Stored data entries
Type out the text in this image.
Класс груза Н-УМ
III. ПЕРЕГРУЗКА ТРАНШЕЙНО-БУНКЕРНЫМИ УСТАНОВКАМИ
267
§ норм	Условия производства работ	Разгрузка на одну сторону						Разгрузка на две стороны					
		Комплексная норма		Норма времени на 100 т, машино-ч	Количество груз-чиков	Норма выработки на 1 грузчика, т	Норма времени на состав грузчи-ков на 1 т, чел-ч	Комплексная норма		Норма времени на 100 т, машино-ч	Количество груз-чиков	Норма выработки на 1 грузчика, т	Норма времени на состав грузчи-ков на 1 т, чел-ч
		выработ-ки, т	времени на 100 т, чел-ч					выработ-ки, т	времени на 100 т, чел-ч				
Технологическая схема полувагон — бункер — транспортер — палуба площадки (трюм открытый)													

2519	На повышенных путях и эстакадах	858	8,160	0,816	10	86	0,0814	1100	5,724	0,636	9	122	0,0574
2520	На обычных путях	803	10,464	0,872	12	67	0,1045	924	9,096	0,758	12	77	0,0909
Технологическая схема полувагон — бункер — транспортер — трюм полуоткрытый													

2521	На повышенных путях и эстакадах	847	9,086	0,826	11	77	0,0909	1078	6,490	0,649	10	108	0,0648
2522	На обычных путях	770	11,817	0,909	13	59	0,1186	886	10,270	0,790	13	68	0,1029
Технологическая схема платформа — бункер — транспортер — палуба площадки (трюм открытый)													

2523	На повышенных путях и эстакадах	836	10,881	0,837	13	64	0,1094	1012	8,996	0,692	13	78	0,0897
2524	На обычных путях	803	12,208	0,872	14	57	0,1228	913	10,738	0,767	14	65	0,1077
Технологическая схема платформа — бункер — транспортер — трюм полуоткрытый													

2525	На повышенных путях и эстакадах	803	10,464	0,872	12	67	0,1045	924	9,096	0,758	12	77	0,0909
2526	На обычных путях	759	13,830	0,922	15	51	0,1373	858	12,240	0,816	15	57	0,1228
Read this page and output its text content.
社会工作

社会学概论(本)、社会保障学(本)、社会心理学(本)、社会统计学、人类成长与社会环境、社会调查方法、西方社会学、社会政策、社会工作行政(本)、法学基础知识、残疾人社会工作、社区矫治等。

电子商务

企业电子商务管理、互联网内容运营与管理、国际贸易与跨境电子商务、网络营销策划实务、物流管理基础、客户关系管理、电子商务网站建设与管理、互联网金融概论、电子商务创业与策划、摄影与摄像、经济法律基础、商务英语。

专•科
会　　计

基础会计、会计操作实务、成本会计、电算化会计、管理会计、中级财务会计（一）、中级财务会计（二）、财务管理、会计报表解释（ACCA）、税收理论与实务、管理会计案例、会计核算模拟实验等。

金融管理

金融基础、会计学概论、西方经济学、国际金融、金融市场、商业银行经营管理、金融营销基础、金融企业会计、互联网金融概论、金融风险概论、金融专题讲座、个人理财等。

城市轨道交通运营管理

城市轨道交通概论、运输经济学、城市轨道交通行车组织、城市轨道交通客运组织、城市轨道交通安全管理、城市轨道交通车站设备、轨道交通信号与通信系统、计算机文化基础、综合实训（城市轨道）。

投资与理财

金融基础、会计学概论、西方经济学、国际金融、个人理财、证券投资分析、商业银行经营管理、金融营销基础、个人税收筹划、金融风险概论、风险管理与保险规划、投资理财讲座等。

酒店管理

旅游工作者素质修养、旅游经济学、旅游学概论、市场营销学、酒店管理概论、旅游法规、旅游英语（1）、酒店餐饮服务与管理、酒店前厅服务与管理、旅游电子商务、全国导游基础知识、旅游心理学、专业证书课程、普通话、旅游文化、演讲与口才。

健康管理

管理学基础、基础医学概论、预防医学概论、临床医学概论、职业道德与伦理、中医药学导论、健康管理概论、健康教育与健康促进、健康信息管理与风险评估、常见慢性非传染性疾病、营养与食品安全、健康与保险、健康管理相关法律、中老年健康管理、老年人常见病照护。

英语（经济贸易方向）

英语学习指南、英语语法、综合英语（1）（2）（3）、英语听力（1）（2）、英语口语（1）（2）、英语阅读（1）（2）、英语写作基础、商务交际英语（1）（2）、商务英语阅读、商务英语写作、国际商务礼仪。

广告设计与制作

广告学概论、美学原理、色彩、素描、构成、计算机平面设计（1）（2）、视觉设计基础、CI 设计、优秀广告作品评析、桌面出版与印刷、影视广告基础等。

*DO THIS*
Copy the records above exactly.

*FINAL ANSWER*
Type out the text in this image.
Класс груза Н-УМ
III. ПЕРЕГРУЗКА ТРАНШЕЙНО-БУНКЕРНЫМИ УСТАНОВКАМИ
267
§ норм	Условия производства работ	Разгрузка на одну сторону						Разгрузка на две стороны					
		Комплексная норма		Норма времени на 100 т, машино-ч	Количество груз-чиков	Норма выработки на 1 грузчика, т	Норма времени на состав грузчи-ков на 1 т, чел-ч	Комплексная норма		Норма времени на 100 т, машино-ч	Количество груз-чиков	Норма выработки на 1 грузчика, т	Норма времени на состав грузчи-ков на 1 т, чел-ч
		выработ-ки, т	времени на 100 т, чел-ч					выработ-ки, т	времени на 100 т, чел-ч				
Технологическая схема полувагон — бункер — транспортер — палуба площадки (трюм открытый)													

2519	На повышенных путях и эстакадах	858	8,160	0,816	10	86	0,0814	1100	5,724	0,636	9	122	0,0574
2520	На обычных путях	803	10,464	0,872	12	67	0,1045	924	9,096	0,758	12	77	0,0909
Технологическая схема полувагон — бункер — транспортер — трюм полуоткрытый													

2521	На повышенных путях и эстакадах	847	9,086	0,826	11	77	0,0909	1078	6,490	0,649	10	108	0,0648
2522	На обычных путях	770	11,817	0,909	13	59	0,1186	886	10,270	0,790	13	68	0,1029
Технологическая схема платформа — бункер — транспортер — палуба площадки (трюм открытый)													

2523	На повышенных путях и эстакадах	836	10,881	0,837	13	64	0,1094	1012	8,996	0,692	13	78	0,0897
2524	На обычных путях	803	12,208	0,872	14	57	0,1228	913	10,738	0,767	14	65	0,1077
Технологическая схема платформа — бункер — транспортер — трюм полуоткрытый													

2525	На повышенных путях и эстакадах	803	10,464	0,872	12	67	0,1045	924	9,096	0,758	12	77	0,0909
2526	На обычных путях	759	13,830	0,922	15	51	0,1373	858	12,240	0,816	15	57	0,1228
Read this page and output its text content.
社会工作

社会学概论(本)、社会保障学(本)、社会心理学(本)、社会统计学、人类成长与社会环境、社会调查方法、西方社会学、社会政策、社会工作行政(本)、法学基础知识、残疾人社会工作、社区矫治等。

电子商务

企业电子商务管理、互联网内容运营与管理、国际贸易与跨境电子商务、网络营销策划实务、物流管理基础、客户关系管理、电子商务网站建设与管理、互联网金融概论、电子商务创业与策划、摄影与摄像、经济法律基础、商务英语。

专•科
会　　计

基础会计、会计操作实务、成本会计、电算化会计、管理会计、中级财务会计（一）、中级财务会计（二）、财务管理、会计报表解释（ACCA）、税收理论与实务、管理会计案例、会计核算模拟实验等。

金融管理

金融基础、会计学概论、西方经济学、国际金融、金融市场、商业银行经营管理、金融营销基础、金融企业会计、互联网金融概论、金融风险概论、金融专题讲座、个人理财等。

城市轨道交通运营管理

城市轨道交通概论、运输经济学、城市轨道交通行车组织、城市轨道交通客运组织、城市轨道交通安全管理、城市轨道交通车站设备、轨道交通信号与通信系统、计算机文化基础、综合实训（城市轨道）。

投资与理财

金融基础、会计学概论、西方经济学、国际金融、个人理财、证券投资分析、商业银行经营管理、金融营销基础、个人税收筹划、金融风险概论、风险管理与保险规划、投资理财讲座等。

酒店管理

旅游工作者素质修养、旅游经济学、旅游学概论、市场营销学、酒店管理概论、旅游法规、旅游英语（1）、酒店餐饮服务与管理、酒店前厅服务与管理、旅游电子商务、全国导游基础知识、旅游心理学、专业证书课程、普通话、旅游文化、演讲与口才。

健康管理

管理学基础、基础医学概论、预防医学概论、临床医学概论、职业道德与伦理、中医药学导论、健康管理概论、健康教育与健康促进、健康信息管理与风险评估、常见慢性非传染性疾病、营养与食品安全、健康与保险、健康管理相关法律、中老年健康管理、老年人常见病照护。

英语（经济贸易方向）

英语学习指南、英语语法、综合英语（1）（2）（3）、英语听力（1）（2）、英语口语（1）（2）、英语阅读（1）（2）、英语写作基础、商务交际英语（1）（2）、商务英语阅读、商务英语写作、国际商务礼仪。

广告设计与制作

广告学概论、美学原理、色彩、素描、构成、计算机平面设计（1）（2）、视觉设计基础、CI 设计、优秀广告作品评析、桌面出版与印刷、影视广告基础等。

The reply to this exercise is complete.